THE REQUEST:
In the entries below, find every line with "guidelines" and copy it.

---------- EXCERPTED DATA ----------

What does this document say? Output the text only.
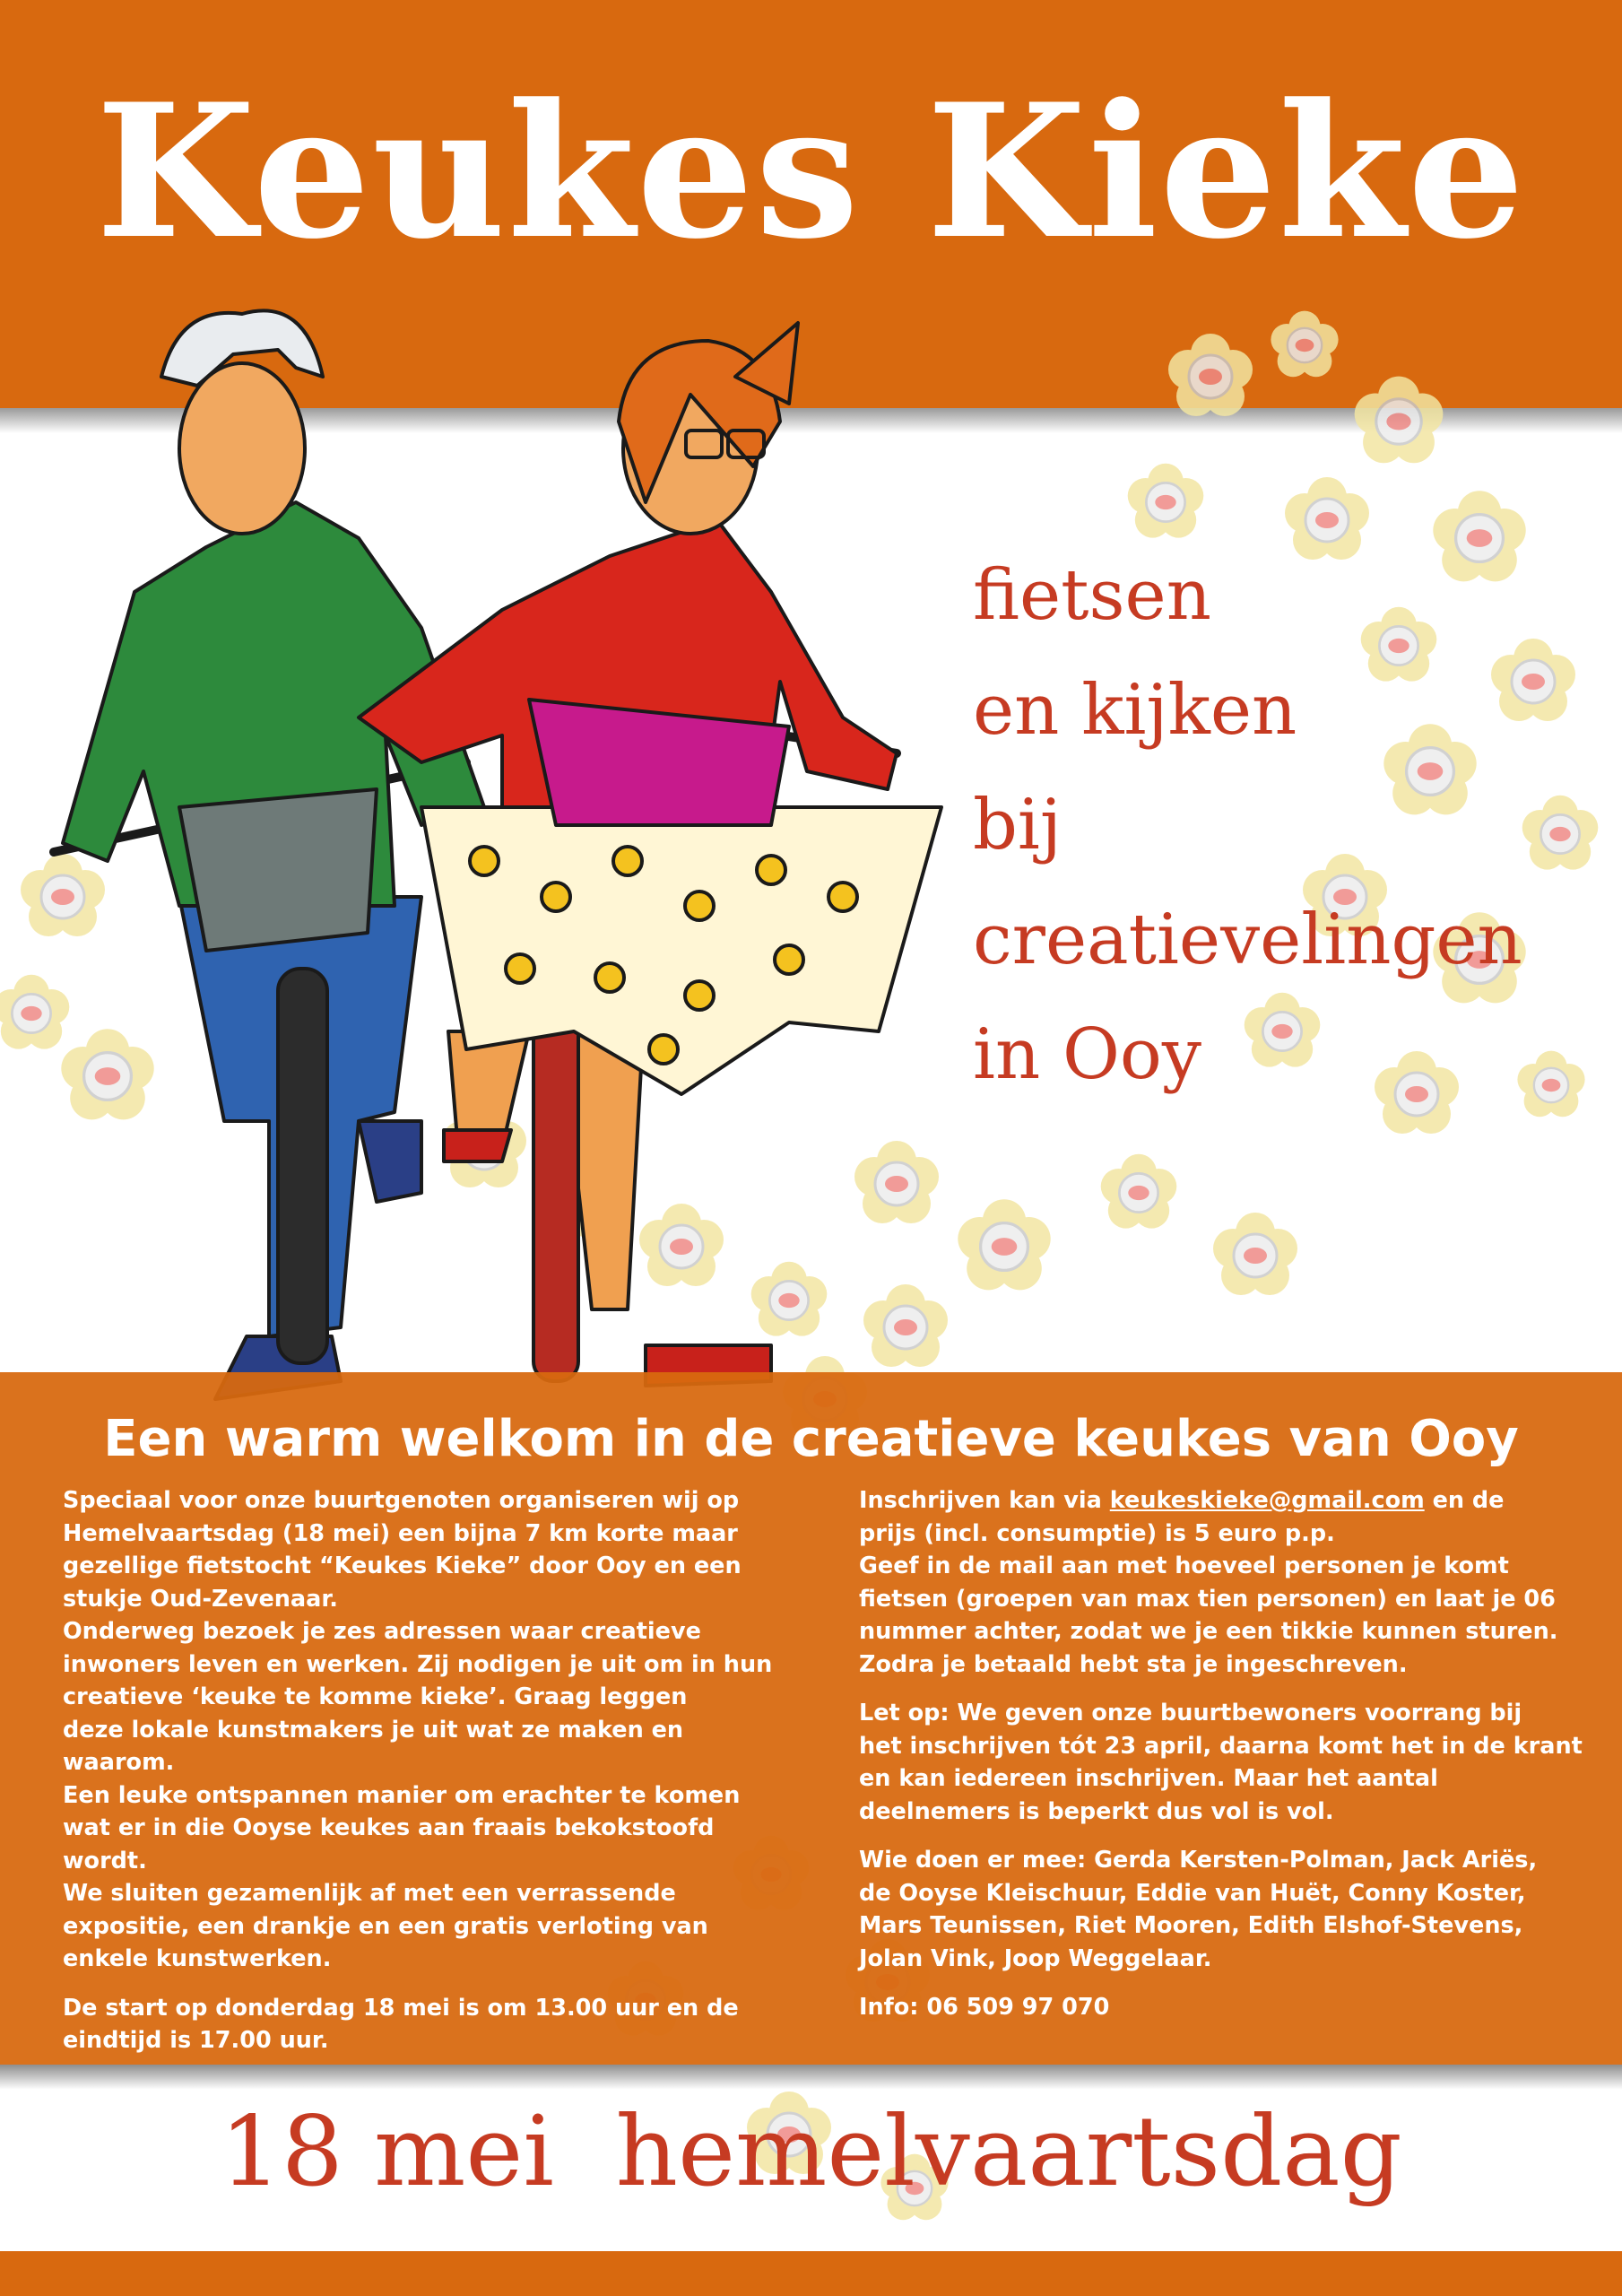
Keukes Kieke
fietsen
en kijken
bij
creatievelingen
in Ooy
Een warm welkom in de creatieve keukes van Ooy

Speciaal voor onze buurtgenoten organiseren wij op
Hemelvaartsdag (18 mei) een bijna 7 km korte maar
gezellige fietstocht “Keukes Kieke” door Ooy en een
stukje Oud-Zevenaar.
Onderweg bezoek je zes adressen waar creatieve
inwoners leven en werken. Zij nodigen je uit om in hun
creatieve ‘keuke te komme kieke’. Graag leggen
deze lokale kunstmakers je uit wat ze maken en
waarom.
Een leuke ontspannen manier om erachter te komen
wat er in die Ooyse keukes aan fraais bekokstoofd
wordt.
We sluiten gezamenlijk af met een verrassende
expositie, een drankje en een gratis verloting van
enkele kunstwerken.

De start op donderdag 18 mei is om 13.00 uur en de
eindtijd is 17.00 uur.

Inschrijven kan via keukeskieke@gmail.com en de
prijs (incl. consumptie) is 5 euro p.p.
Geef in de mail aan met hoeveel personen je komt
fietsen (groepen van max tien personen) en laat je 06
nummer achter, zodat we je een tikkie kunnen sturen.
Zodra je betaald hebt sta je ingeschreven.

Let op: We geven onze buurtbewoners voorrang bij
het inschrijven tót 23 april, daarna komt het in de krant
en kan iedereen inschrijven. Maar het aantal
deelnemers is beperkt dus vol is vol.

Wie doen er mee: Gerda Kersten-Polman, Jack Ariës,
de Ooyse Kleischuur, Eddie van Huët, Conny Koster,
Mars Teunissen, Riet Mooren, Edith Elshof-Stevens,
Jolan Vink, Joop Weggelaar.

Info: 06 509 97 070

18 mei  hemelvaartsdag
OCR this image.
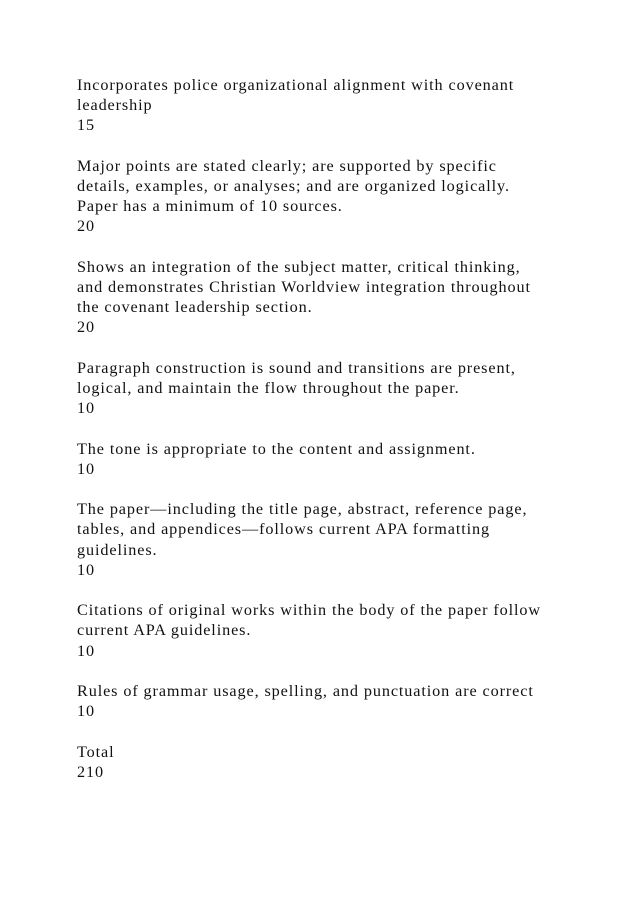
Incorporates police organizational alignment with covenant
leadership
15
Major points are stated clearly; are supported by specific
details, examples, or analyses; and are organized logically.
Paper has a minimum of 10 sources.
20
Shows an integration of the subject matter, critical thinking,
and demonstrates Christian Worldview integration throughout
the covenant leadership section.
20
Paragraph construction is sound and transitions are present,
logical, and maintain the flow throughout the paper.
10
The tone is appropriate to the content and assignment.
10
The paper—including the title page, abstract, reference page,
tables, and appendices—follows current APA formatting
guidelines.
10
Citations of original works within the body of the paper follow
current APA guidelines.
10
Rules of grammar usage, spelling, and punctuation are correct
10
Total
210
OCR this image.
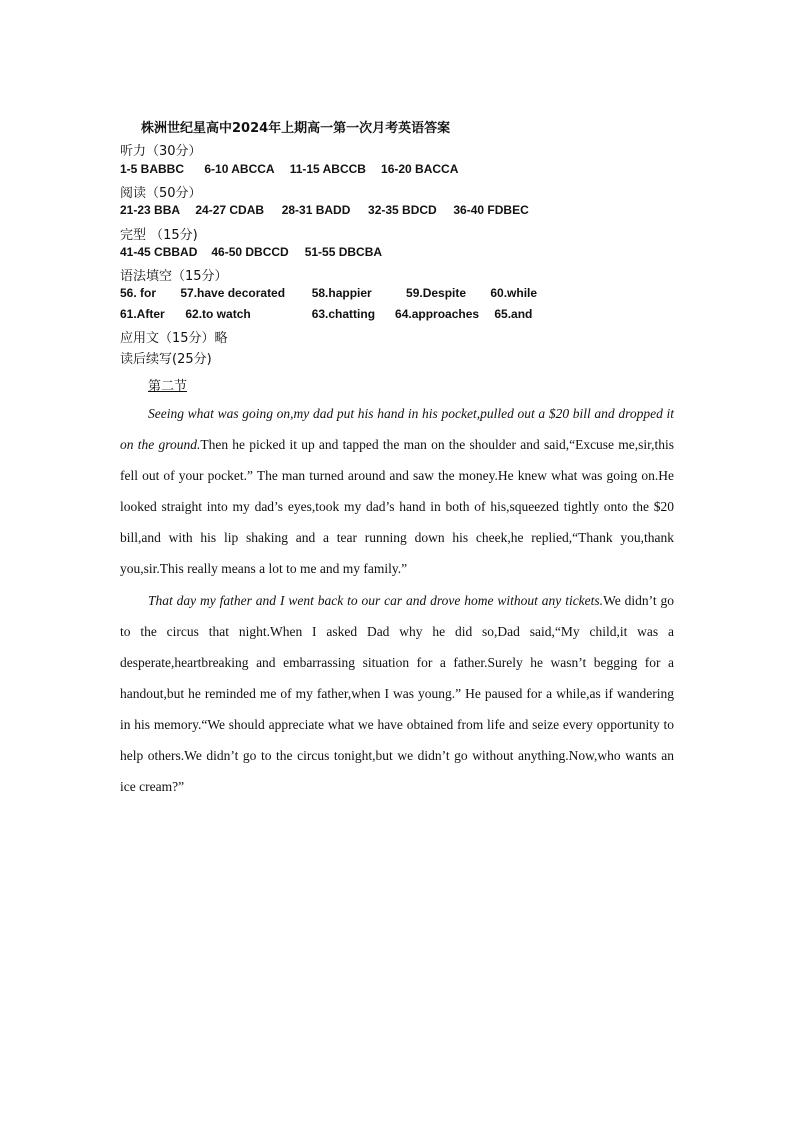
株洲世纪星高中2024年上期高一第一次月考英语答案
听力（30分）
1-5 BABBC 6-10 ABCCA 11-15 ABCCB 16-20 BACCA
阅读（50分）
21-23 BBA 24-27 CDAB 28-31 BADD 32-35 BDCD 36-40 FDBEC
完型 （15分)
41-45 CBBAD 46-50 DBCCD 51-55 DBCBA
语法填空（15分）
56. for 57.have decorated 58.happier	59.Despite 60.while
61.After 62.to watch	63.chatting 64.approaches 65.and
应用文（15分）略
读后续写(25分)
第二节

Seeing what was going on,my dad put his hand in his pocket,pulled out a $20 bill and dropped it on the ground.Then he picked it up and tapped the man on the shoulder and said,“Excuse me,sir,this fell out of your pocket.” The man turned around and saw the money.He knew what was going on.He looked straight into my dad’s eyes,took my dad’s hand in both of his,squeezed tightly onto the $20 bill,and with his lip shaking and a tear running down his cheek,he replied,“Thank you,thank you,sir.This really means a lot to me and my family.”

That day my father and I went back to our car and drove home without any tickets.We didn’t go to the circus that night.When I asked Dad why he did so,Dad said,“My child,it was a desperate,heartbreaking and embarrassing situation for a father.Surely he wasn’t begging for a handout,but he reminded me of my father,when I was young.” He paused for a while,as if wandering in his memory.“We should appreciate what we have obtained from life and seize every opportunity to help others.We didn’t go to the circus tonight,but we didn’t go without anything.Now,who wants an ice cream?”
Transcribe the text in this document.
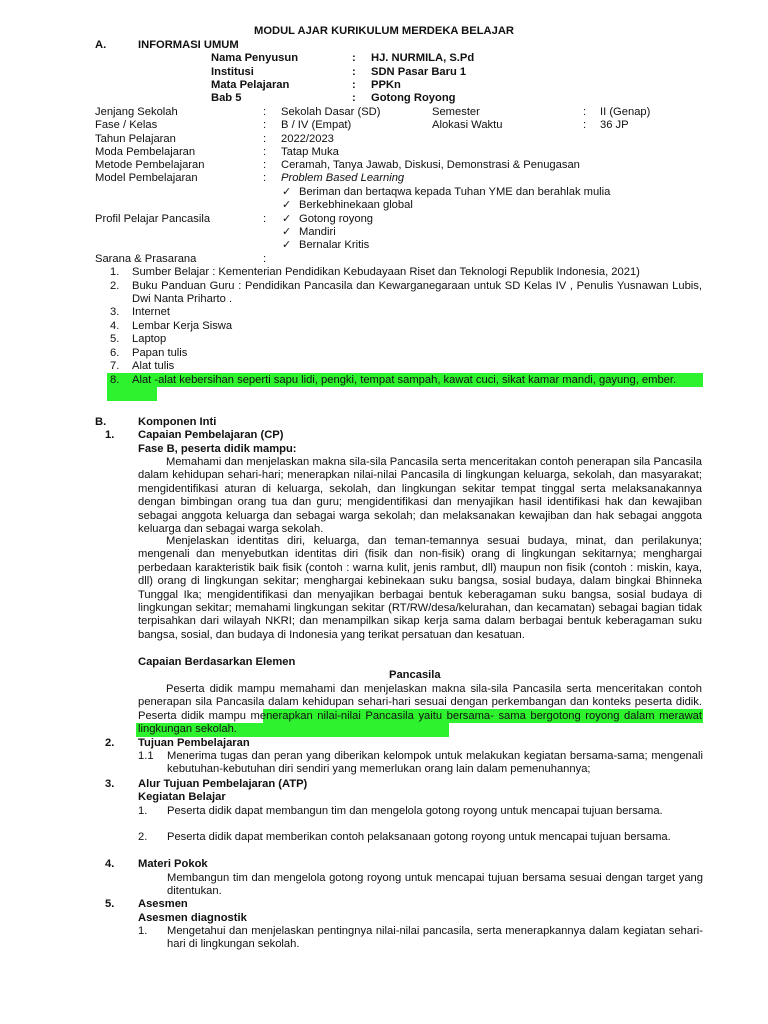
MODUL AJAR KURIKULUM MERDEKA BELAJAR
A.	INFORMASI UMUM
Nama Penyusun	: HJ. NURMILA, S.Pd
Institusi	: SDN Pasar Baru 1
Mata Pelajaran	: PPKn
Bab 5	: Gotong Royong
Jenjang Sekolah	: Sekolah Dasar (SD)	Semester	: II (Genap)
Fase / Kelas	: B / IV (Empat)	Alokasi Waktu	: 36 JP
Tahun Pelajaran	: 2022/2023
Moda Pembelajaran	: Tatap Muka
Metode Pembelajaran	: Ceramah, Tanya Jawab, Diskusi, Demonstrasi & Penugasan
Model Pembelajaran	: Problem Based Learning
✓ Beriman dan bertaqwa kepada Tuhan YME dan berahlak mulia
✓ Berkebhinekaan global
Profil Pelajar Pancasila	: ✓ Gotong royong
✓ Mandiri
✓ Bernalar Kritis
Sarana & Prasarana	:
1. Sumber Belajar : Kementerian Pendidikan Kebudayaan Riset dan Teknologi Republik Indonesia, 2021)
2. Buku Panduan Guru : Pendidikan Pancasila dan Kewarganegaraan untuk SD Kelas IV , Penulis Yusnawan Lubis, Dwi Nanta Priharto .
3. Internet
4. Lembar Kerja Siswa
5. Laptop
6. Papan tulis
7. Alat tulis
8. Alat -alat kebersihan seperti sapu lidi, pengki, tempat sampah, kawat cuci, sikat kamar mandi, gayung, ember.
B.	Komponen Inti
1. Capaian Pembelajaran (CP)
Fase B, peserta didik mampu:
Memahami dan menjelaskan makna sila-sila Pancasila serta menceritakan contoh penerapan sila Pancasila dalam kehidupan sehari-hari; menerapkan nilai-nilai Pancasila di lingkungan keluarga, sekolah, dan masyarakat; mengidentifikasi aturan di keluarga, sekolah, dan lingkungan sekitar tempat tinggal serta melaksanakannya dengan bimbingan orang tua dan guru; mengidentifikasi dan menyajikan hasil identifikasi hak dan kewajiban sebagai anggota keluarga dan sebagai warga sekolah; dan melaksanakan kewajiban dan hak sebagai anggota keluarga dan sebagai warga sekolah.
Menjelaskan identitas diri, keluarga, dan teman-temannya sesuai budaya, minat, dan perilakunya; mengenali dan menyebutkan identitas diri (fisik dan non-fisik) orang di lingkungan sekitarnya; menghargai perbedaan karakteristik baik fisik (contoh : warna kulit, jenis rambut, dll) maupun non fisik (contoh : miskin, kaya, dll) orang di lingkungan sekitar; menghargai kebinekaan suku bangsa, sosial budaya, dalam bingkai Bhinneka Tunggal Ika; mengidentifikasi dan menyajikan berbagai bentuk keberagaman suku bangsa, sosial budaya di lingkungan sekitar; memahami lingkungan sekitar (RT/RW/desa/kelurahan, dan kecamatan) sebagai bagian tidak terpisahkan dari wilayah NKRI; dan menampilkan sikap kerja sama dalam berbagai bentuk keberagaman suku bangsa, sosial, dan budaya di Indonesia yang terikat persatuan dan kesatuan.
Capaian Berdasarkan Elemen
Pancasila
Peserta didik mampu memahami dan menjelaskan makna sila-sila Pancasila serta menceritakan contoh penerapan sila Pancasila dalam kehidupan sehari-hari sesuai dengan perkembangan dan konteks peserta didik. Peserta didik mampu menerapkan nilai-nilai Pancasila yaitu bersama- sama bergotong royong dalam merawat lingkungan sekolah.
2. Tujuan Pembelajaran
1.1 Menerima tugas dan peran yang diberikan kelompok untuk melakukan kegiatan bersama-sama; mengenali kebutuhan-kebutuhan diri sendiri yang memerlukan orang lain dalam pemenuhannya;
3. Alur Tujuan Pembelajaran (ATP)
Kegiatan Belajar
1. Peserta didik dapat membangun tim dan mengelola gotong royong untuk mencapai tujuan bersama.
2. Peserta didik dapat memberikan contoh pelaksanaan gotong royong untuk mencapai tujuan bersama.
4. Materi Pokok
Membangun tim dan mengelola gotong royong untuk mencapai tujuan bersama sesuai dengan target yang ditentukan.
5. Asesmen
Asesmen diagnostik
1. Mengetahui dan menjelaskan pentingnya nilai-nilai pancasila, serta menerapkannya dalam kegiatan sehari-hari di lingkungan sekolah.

----------

ANSWER FOR THE TASK:
guidelines.
current APA guidelines.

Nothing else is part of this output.